(Stored dataset items)
= = = = =

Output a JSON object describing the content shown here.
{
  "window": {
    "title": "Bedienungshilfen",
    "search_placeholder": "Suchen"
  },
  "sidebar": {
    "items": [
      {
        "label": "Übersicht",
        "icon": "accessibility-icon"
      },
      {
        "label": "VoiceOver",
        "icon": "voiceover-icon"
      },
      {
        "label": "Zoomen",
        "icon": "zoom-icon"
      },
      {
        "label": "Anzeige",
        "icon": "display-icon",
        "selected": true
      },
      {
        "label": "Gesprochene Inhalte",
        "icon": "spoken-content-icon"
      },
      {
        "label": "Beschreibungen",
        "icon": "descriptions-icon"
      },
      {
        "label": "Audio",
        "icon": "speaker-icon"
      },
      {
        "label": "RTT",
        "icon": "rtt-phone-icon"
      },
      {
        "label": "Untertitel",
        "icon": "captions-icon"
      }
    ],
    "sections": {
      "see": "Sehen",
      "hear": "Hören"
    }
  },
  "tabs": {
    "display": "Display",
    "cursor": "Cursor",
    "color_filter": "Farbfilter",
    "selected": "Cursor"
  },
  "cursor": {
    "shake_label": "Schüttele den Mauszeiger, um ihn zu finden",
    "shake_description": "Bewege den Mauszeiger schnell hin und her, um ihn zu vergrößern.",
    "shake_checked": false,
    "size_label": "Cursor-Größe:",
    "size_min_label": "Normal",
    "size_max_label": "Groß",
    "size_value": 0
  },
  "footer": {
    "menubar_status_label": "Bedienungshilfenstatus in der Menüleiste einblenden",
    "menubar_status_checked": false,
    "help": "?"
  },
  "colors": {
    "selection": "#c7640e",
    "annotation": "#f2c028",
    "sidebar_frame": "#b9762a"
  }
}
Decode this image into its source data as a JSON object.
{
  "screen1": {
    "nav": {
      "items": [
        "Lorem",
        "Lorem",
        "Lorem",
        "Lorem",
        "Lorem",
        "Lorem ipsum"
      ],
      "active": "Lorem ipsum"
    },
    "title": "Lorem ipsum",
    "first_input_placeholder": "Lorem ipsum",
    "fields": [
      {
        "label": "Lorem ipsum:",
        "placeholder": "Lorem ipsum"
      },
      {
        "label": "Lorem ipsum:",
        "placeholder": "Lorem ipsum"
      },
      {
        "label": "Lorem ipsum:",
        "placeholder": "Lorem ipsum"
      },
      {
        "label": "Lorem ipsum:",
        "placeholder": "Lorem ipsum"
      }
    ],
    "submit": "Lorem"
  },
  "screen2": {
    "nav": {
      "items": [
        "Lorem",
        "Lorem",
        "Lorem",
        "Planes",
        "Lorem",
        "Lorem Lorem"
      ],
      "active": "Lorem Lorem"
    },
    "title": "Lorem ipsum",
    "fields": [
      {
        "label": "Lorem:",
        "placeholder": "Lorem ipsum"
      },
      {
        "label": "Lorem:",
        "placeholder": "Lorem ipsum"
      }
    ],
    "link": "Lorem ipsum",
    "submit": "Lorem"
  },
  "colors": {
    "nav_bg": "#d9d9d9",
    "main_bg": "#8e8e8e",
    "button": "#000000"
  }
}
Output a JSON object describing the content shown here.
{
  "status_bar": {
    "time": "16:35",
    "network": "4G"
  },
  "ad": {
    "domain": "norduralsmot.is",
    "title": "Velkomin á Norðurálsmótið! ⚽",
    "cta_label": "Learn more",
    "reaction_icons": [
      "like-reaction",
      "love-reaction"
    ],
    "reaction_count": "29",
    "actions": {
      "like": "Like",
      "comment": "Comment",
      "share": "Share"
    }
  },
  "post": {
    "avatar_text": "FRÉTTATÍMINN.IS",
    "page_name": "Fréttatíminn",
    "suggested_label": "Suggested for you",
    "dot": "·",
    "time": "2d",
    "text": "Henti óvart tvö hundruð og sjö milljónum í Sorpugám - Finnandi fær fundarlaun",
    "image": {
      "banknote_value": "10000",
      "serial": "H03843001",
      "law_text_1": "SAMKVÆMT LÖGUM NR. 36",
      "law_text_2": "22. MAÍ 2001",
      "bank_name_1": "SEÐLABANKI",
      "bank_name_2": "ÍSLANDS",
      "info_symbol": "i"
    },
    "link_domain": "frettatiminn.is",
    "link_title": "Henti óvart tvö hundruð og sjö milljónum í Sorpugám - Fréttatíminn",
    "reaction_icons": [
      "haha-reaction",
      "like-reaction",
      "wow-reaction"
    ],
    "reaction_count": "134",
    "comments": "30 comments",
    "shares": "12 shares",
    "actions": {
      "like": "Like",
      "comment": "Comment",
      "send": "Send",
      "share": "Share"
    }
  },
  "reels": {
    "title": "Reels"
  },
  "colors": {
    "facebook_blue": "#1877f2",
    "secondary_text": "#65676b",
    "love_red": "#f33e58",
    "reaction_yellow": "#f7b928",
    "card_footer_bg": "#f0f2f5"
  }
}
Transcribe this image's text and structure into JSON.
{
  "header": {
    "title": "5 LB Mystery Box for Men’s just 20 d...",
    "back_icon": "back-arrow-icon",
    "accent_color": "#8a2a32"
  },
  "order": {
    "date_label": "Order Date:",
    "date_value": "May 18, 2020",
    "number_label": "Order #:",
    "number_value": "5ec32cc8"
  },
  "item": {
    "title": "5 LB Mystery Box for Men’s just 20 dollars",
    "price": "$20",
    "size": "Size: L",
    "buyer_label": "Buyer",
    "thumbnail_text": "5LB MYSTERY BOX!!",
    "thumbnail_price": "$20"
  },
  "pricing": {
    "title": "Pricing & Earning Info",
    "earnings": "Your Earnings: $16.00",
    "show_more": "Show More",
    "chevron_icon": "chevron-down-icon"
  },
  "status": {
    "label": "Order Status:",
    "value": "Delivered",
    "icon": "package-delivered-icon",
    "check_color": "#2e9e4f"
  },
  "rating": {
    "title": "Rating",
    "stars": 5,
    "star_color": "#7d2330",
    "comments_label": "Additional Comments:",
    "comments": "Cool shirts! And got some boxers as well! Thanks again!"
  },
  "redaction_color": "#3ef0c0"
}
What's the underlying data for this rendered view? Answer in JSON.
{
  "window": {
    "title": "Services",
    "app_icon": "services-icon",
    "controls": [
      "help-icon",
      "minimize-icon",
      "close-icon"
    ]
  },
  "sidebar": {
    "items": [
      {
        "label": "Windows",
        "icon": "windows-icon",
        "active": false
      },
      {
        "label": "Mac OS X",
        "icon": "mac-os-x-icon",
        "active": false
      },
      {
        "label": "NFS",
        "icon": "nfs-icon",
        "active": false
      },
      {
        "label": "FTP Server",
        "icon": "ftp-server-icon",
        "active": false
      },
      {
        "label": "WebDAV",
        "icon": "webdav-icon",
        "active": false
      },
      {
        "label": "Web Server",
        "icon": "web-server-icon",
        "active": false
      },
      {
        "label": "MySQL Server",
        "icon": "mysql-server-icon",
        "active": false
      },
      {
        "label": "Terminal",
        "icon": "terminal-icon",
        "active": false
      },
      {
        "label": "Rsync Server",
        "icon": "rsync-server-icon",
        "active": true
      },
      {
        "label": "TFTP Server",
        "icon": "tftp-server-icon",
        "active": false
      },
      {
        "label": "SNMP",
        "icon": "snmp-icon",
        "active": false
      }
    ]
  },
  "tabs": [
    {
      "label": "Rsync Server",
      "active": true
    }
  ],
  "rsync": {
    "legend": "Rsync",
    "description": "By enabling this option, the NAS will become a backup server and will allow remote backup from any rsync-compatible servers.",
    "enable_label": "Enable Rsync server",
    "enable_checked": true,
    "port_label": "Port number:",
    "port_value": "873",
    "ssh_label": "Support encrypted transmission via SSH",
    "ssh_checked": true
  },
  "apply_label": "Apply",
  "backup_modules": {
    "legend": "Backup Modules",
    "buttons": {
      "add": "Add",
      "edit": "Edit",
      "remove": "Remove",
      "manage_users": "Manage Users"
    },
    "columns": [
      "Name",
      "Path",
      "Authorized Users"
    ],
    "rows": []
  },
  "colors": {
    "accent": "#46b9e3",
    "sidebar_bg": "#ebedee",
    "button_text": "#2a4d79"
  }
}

= = = = =

Copy all lines of the listing above that contain the string "JSON".

- _Exercise result_:
Output a JSON object describing the content shown here.
Decode this image into its source data as a JSON object.
Output a JSON object describing the content shown here.
Transcribe this image's text and structure into JSON.
What's the underlying data for this rendered view? Answer in JSON.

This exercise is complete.